### ENTRIES SUPPLIED
========

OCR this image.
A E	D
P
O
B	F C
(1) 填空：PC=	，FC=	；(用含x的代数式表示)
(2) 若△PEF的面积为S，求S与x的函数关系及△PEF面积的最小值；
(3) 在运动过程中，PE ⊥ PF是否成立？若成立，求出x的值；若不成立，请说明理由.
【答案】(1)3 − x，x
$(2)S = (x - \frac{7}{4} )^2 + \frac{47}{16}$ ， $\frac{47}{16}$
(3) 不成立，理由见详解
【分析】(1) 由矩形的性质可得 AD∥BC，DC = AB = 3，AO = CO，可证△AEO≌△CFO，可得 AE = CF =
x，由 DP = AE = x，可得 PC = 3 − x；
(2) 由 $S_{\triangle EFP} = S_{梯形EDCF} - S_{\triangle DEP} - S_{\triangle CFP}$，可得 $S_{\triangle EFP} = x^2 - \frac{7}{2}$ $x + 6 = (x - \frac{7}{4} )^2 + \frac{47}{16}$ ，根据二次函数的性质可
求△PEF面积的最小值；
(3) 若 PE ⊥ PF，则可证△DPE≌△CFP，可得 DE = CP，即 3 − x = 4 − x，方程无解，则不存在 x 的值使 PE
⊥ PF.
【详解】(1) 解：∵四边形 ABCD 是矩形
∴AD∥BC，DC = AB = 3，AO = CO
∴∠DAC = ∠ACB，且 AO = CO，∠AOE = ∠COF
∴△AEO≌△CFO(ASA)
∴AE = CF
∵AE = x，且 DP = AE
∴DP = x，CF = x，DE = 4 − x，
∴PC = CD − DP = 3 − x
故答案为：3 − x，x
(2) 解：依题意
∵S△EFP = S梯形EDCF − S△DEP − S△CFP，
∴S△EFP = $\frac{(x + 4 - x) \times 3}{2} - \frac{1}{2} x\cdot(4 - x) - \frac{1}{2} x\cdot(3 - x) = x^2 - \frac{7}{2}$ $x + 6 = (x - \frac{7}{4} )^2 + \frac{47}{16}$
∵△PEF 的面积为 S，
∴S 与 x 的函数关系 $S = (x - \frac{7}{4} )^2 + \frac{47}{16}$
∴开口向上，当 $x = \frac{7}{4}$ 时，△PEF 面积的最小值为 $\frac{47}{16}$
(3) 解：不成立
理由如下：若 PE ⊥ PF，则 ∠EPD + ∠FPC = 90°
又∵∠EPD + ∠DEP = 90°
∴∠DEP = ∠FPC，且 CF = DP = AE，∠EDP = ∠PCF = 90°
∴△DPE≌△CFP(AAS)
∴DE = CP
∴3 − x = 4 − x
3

========

### INSTRUCTIONS TO FOLLOW
Your task is to retype all the records above with nothing left out.

### SOLUTION
OCR this image.
A E	D
P
O
B	F C
(1) 填空：PC=	，FC=	；(用含x的代数式表示)
(2) 若△PEF的面积为S，求S与x的函数关系及△PEF面积的最小值；
(3) 在运动过程中，PE ⊥ PF是否成立？若成立，求出x的值；若不成立，请说明理由.
【答案】(1)3 − x，x
$(2)S = (x - \frac{7}{4} )^2 + \frac{47}{16}$ ， $\frac{47}{16}$
(3) 不成立，理由见详解
【分析】(1) 由矩形的性质可得 AD∥BC，DC = AB = 3，AO = CO，可证△AEO≌△CFO，可得 AE = CF =
x，由 DP = AE = x，可得 PC = 3 − x；
(2) 由 $S_{\triangle EFP} = S_{梯形EDCF} - S_{\triangle DEP} - S_{\triangle CFP}$，可得 $S_{\triangle EFP} = x^2 - \frac{7}{2}$ $x + 6 = (x - \frac{7}{4} )^2 + \frac{47}{16}$ ，根据二次函数的性质可
求△PEF面积的最小值；
(3) 若 PE ⊥ PF，则可证△DPE≌△CFP，可得 DE = CP，即 3 − x = 4 − x，方程无解，则不存在 x 的值使 PE
⊥ PF.
【详解】(1) 解：∵四边形 ABCD 是矩形
∴AD∥BC，DC = AB = 3，AO = CO
∴∠DAC = ∠ACB，且 AO = CO，∠AOE = ∠COF
∴△AEO≌△CFO(ASA)
∴AE = CF
∵AE = x，且 DP = AE
∴DP = x，CF = x，DE = 4 − x，
∴PC = CD − DP = 3 − x
故答案为：3 − x，x
(2) 解：依题意
∵S△EFP = S梯形EDCF − S△DEP − S△CFP，
∴S△EFP = $\frac{(x + 4 - x) \times 3}{2} - \frac{1}{2} x\cdot(4 - x) - \frac{1}{2} x\cdot(3 - x) = x^2 - \frac{7}{2}$ $x + 6 = (x - \frac{7}{4} )^2 + \frac{47}{16}$
∵△PEF 的面积为 S，
∴S 与 x 的函数关系 $S = (x - \frac{7}{4} )^2 + \frac{47}{16}$
∴开口向上，当 $x = \frac{7}{4}$ 时，△PEF 面积的最小值为 $\frac{47}{16}$
(3) 解：不成立
理由如下：若 PE ⊥ PF，则 ∠EPD + ∠FPC = 90°
又∵∠EPD + ∠DEP = 90°
∴∠DEP = ∠FPC，且 CF = DP = AE，∠EDP = ∠PCF = 90°
∴△DPE≌△CFP(AAS)
∴DE = CP
∴3 − x = 4 − x
3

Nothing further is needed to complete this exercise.